:: Input rows

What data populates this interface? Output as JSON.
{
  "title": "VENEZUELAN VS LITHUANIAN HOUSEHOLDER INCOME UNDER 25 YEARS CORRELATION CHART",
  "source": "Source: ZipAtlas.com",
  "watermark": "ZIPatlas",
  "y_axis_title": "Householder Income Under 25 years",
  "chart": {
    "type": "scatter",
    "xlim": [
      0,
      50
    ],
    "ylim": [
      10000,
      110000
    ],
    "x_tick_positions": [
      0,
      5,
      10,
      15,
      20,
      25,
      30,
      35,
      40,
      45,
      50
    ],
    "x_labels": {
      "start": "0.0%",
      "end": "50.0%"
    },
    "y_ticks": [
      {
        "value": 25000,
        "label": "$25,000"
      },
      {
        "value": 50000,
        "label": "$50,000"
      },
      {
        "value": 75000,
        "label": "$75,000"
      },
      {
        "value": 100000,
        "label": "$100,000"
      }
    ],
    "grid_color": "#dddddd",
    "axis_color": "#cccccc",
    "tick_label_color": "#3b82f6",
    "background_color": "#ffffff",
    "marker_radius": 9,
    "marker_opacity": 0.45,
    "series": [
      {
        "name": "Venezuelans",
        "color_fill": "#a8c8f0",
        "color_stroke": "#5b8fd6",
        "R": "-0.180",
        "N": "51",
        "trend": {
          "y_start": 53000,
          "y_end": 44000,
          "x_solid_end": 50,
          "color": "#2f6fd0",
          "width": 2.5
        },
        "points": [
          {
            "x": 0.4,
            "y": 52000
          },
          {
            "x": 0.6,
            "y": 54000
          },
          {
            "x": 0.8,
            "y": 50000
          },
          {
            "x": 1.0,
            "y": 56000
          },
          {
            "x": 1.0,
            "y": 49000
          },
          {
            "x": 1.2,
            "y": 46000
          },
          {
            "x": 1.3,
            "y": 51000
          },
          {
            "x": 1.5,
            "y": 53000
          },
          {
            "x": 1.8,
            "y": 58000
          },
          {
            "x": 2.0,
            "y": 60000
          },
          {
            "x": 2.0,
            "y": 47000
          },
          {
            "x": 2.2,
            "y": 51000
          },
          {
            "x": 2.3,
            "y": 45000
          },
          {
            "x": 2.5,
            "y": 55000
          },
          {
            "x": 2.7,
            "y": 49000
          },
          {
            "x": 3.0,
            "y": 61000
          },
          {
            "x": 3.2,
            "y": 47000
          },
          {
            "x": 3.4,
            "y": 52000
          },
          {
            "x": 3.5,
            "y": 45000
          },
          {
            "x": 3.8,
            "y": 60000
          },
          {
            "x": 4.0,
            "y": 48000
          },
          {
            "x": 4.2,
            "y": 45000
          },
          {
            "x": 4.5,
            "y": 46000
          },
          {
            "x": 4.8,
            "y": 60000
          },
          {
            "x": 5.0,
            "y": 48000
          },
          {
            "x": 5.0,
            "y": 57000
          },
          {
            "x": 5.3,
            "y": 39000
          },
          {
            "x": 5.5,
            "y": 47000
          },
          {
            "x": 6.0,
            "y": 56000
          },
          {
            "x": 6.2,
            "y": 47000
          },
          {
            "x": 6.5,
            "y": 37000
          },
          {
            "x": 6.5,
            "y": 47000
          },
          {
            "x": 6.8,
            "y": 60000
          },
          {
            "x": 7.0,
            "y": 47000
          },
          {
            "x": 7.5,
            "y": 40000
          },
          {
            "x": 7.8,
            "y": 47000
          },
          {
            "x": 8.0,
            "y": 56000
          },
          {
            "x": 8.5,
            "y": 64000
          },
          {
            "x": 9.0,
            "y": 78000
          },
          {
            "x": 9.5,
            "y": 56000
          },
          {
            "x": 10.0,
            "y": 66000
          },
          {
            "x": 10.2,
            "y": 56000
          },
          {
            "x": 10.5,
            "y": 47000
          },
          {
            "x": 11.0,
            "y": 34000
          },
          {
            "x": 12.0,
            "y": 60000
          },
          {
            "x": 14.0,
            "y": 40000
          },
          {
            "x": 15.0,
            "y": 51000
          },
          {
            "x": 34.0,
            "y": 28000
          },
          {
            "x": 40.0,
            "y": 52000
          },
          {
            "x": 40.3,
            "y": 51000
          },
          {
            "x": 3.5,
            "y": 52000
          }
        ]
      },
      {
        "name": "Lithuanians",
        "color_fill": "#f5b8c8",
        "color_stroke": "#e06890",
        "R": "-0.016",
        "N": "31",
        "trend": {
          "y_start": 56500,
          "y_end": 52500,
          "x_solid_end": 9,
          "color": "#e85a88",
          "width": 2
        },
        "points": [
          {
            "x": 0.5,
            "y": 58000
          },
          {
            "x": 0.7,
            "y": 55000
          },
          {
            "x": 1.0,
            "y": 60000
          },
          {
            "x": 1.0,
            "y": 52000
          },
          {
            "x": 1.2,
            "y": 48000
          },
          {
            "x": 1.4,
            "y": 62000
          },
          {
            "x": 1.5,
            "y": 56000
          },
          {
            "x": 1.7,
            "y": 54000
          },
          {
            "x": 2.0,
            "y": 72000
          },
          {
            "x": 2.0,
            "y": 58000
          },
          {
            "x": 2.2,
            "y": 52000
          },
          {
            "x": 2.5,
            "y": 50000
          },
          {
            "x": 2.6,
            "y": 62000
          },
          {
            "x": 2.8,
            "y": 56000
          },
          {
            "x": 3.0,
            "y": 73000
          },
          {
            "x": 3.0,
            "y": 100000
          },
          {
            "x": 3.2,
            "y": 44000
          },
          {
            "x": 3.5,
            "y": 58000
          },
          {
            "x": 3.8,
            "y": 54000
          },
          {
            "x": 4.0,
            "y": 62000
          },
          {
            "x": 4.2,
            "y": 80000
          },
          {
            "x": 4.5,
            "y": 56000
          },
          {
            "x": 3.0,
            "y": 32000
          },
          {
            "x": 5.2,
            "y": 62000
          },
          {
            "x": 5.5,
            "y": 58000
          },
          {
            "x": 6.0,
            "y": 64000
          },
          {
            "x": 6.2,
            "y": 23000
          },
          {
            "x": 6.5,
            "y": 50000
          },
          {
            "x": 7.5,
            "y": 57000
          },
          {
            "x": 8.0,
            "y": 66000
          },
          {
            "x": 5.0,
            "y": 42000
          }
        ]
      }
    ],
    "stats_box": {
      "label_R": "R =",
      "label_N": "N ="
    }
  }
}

::::

◆ Directions
Write the data back out verbatim.

◆ Task result
What data populates this interface? Output as JSON.
{
  "title": "VENEZUELAN VS LITHUANIAN HOUSEHOLDER INCOME UNDER 25 YEARS CORRELATION CHART",
  "source": "Source: ZipAtlas.com",
  "watermark": "ZIPatlas",
  "y_axis_title": "Householder Income Under 25 years",
  "chart": {
    "type": "scatter",
    "xlim": [
      0,
      50
    ],
    "ylim": [
      10000,
      110000
    ],
    "x_tick_positions": [
      0,
      5,
      10,
      15,
      20,
      25,
      30,
      35,
      40,
      45,
      50
    ],
    "x_labels": {
      "start": "0.0%",
      "end": "50.0%"
    },
    "y_ticks": [
      {
        "value": 25000,
        "label": "$25,000"
      },
      {
        "value": 50000,
        "label": "$50,000"
      },
      {
        "value": 75000,
        "label": "$75,000"
      },
      {
        "value": 100000,
        "label": "$100,000"
      }
    ],
    "grid_color": "#dddddd",
    "axis_color": "#cccccc",
    "tick_label_color": "#3b82f6",
    "background_color": "#ffffff",
    "marker_radius": 9,
    "marker_opacity": 0.45,
    "series": [
      {
        "name": "Venezuelans",
        "color_fill": "#a8c8f0",
        "color_stroke": "#5b8fd6",
        "R": "-0.180",
        "N": "51",
        "trend": {
          "y_start": 53000,
          "y_end": 44000,
          "x_solid_end": 50,
          "color": "#2f6fd0",
          "width": 2.5
        },
        "points": [
          {
            "x": 0.4,
            "y": 52000
          },
          {
            "x": 0.6,
            "y": 54000
          },
          {
            "x": 0.8,
            "y": 50000
          },
          {
            "x": 1.0,
            "y": 56000
          },
          {
            "x": 1.0,
            "y": 49000
          },
          {
            "x": 1.2,
            "y": 46000
          },
          {
            "x": 1.3,
            "y": 51000
          },
          {
            "x": 1.5,
            "y": 53000
          },
          {
            "x": 1.8,
            "y": 58000
          },
          {
            "x": 2.0,
            "y": 60000
          },
          {
            "x": 2.0,
            "y": 47000
          },
          {
            "x": 2.2,
            "y": 51000
          },
          {
            "x": 2.3,
            "y": 45000
          },
          {
            "x": 2.5,
            "y": 55000
          },
          {
            "x": 2.7,
            "y": 49000
          },
          {
            "x": 3.0,
            "y": 61000
          },
          {
            "x": 3.2,
            "y": 47000
          },
          {
            "x": 3.4,
            "y": 52000
          },
          {
            "x": 3.5,
            "y": 45000
          },
          {
            "x": 3.8,
            "y": 60000
          },
          {
            "x": 4.0,
            "y": 48000
          },
          {
            "x": 4.2,
            "y": 45000
          },
          {
            "x": 4.5,
            "y": 46000
          },
          {
            "x": 4.8,
            "y": 60000
          },
          {
            "x": 5.0,
            "y": 48000
          },
          {
            "x": 5.0,
            "y": 57000
          },
          {
            "x": 5.3,
            "y": 39000
          },
          {
            "x": 5.5,
            "y": 47000
          },
          {
            "x": 6.0,
            "y": 56000
          },
          {
            "x": 6.2,
            "y": 47000
          },
          {
            "x": 6.5,
            "y": 37000
          },
          {
            "x": 6.5,
            "y": 47000
          },
          {
            "x": 6.8,
            "y": 60000
          },
          {
            "x": 7.0,
            "y": 47000
          },
          {
            "x": 7.5,
            "y": 40000
          },
          {
            "x": 7.8,
            "y": 47000
          },
          {
            "x": 8.0,
            "y": 56000
          },
          {
            "x": 8.5,
            "y": 64000
          },
          {
            "x": 9.0,
            "y": 78000
          },
          {
            "x": 9.5,
            "y": 56000
          },
          {
            "x": 10.0,
            "y": 66000
          },
          {
            "x": 10.2,
            "y": 56000
          },
          {
            "x": 10.5,
            "y": 47000
          },
          {
            "x": 11.0,
            "y": 34000
          },
          {
            "x": 12.0,
            "y": 60000
          },
          {
            "x": 14.0,
            "y": 40000
          },
          {
            "x": 15.0,
            "y": 51000
          },
          {
            "x": 34.0,
            "y": 28000
          },
          {
            "x": 40.0,
            "y": 52000
          },
          {
            "x": 40.3,
            "y": 51000
          },
          {
            "x": 3.5,
            "y": 52000
          }
        ]
      },
      {
        "name": "Lithuanians",
        "color_fill": "#f5b8c8",
        "color_stroke": "#e06890",
        "R": "-0.016",
        "N": "31",
        "trend": {
          "y_start": 56500,
          "y_end": 52500,
          "x_solid_end": 9,
          "color": "#e85a88",
          "width": 2
        },
        "points": [
          {
            "x": 0.5,
            "y": 58000
          },
          {
            "x": 0.7,
            "y": 55000
          },
          {
            "x": 1.0,
            "y": 60000
          },
          {
            "x": 1.0,
            "y": 52000
          },
          {
            "x": 1.2,
            "y": 48000
          },
          {
            "x": 1.4,
            "y": 62000
          },
          {
            "x": 1.5,
            "y": 56000
          },
          {
            "x": 1.7,
            "y": 54000
          },
          {
            "x": 2.0,
            "y": 72000
          },
          {
            "x": 2.0,
            "y": 58000
          },
          {
            "x": 2.2,
            "y": 52000
          },
          {
            "x": 2.5,
            "y": 50000
          },
          {
            "x": 2.6,
            "y": 62000
          },
          {
            "x": 2.8,
            "y": 56000
          },
          {
            "x": 3.0,
            "y": 73000
          },
          {
            "x": 3.0,
            "y": 100000
          },
          {
            "x": 3.2,
            "y": 44000
          },
          {
            "x": 3.5,
            "y": 58000
          },
          {
            "x": 3.8,
            "y": 54000
          },
          {
            "x": 4.0,
            "y": 62000
          },
          {
            "x": 4.2,
            "y": 80000
          },
          {
            "x": 4.5,
            "y": 56000
          },
          {
            "x": 3.0,
            "y": 32000
          },
          {
            "x": 5.2,
            "y": 62000
          },
          {
            "x": 5.5,
            "y": 58000
          },
          {
            "x": 6.0,
            "y": 64000
          },
          {
            "x": 6.2,
            "y": 23000
          },
          {
            "x": 6.5,
            "y": 50000
          },
          {
            "x": 7.5,
            "y": 57000
          },
          {
            "x": 8.0,
            "y": 66000
          },
          {
            "x": 5.0,
            "y": 42000
          }
        ]
      }
    ],
    "stats_box": {
      "label_R": "R =",
      "label_N": "N ="
    }
  }
}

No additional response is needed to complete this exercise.